Repeat the data verbatim.
━━━━━ Listing
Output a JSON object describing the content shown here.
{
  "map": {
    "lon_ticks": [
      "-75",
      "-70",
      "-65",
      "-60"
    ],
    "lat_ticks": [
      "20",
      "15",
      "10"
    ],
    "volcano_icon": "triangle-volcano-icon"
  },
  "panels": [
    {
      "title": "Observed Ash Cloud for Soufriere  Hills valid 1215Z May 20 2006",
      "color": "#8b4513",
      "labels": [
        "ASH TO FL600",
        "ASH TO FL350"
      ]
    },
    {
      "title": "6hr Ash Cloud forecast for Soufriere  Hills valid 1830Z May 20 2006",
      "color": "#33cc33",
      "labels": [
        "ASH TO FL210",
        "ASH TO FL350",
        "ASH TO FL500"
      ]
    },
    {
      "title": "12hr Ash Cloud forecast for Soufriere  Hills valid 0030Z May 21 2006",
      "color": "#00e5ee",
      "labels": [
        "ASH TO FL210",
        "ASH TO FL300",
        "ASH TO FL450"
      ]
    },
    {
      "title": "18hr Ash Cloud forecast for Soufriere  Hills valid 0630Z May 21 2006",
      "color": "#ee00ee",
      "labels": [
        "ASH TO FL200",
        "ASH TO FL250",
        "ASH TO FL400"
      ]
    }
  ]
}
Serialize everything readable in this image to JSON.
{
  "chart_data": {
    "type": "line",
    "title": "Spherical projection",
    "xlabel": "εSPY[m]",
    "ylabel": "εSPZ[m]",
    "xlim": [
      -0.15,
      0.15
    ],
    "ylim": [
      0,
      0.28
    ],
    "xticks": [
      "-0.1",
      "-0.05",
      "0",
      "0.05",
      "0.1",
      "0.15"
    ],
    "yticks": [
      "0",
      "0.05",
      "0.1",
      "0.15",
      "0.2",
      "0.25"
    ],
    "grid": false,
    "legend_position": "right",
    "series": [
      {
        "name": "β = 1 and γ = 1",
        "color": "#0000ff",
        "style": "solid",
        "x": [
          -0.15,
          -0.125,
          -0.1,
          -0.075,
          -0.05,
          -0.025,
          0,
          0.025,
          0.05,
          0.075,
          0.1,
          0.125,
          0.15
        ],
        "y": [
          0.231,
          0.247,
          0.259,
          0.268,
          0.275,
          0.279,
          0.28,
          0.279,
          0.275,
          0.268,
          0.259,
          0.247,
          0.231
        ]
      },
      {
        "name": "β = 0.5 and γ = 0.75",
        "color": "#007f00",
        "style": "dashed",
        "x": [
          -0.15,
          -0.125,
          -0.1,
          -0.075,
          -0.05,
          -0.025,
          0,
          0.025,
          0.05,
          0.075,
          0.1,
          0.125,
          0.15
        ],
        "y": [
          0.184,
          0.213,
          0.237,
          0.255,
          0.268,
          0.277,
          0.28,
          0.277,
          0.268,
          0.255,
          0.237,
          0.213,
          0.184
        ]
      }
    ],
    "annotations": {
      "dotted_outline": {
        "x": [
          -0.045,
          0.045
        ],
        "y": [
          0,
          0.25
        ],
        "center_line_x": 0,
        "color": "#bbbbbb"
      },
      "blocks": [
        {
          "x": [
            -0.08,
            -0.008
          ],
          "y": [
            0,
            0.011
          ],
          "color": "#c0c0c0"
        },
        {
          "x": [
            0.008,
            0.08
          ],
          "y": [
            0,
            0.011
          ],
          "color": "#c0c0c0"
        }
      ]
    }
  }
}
━━━━━━━━━━
Right answer
Output a JSON object describing the content shown here.
{
  "map": {
    "lon_ticks": [
      "-75",
      "-70",
      "-65",
      "-60"
    ],
    "lat_ticks": [
      "20",
      "15",
      "10"
    ],
    "volcano_icon": "triangle-volcano-icon"
  },
  "panels": [
    {
      "title": "Observed Ash Cloud for Soufriere  Hills valid 1215Z May 20 2006",
      "color": "#8b4513",
      "labels": [
        "ASH TO FL600",
        "ASH TO FL350"
      ]
    },
    {
      "title": "6hr Ash Cloud forecast for Soufriere  Hills valid 1830Z May 20 2006",
      "color": "#33cc33",
      "labels": [
        "ASH TO FL210",
        "ASH TO FL350",
        "ASH TO FL500"
      ]
    },
    {
      "title": "12hr Ash Cloud forecast for Soufriere  Hills valid 0030Z May 21 2006",
      "color": "#00e5ee",
      "labels": [
        "ASH TO FL210",
        "ASH TO FL300",
        "ASH TO FL450"
      ]
    },
    {
      "title": "18hr Ash Cloud forecast for Soufriere  Hills valid 0630Z May 21 2006",
      "color": "#ee00ee",
      "labels": [
        "ASH TO FL200",
        "ASH TO FL250",
        "ASH TO FL400"
      ]
    }
  ]
}
Serialize everything readable in this image to JSON.
{
  "chart_data": {
    "type": "line",
    "title": "Spherical projection",
    "xlabel": "εSPY[m]",
    "ylabel": "εSPZ[m]",
    "xlim": [
      -0.15,
      0.15
    ],
    "ylim": [
      0,
      0.28
    ],
    "xticks": [
      "-0.1",
      "-0.05",
      "0",
      "0.05",
      "0.1",
      "0.15"
    ],
    "yticks": [
      "0",
      "0.05",
      "0.1",
      "0.15",
      "0.2",
      "0.25"
    ],
    "grid": false,
    "legend_position": "right",
    "series": [
      {
        "name": "β = 1 and γ = 1",
        "color": "#0000ff",
        "style": "solid",
        "x": [
          -0.15,
          -0.125,
          -0.1,
          -0.075,
          -0.05,
          -0.025,
          0,
          0.025,
          0.05,
          0.075,
          0.1,
          0.125,
          0.15
        ],
        "y": [
          0.231,
          0.247,
          0.259,
          0.268,
          0.275,
          0.279,
          0.28,
          0.279,
          0.275,
          0.268,
          0.259,
          0.247,
          0.231
        ]
      },
      {
        "name": "β = 0.5 and γ = 0.75",
        "color": "#007f00",
        "style": "dashed",
        "x": [
          -0.15,
          -0.125,
          -0.1,
          -0.075,
          -0.05,
          -0.025,
          0,
          0.025,
          0.05,
          0.075,
          0.1,
          0.125,
          0.15
        ],
        "y": [
          0.184,
          0.213,
          0.237,
          0.255,
          0.268,
          0.277,
          0.28,
          0.277,
          0.268,
          0.255,
          0.237,
          0.213,
          0.184
        ]
      }
    ],
    "annotations": {
      "dotted_outline": {
        "x": [
          -0.045,
          0.045
        ],
        "y": [
          0,
          0.25
        ],
        "center_line_x": 0,
        "color": "#bbbbbb"
      },
      "blocks": [
        {
          "x": [
            -0.08,
            -0.008
          ],
          "y": [
            0,
            0.011
          ],
          "color": "#c0c0c0"
        },
        {
          "x": [
            0.008,
            0.08
          ],
          "y": [
            0,
            0.011
          ],
          "color": "#c0c0c0"
        }
      ]
    }
  }
}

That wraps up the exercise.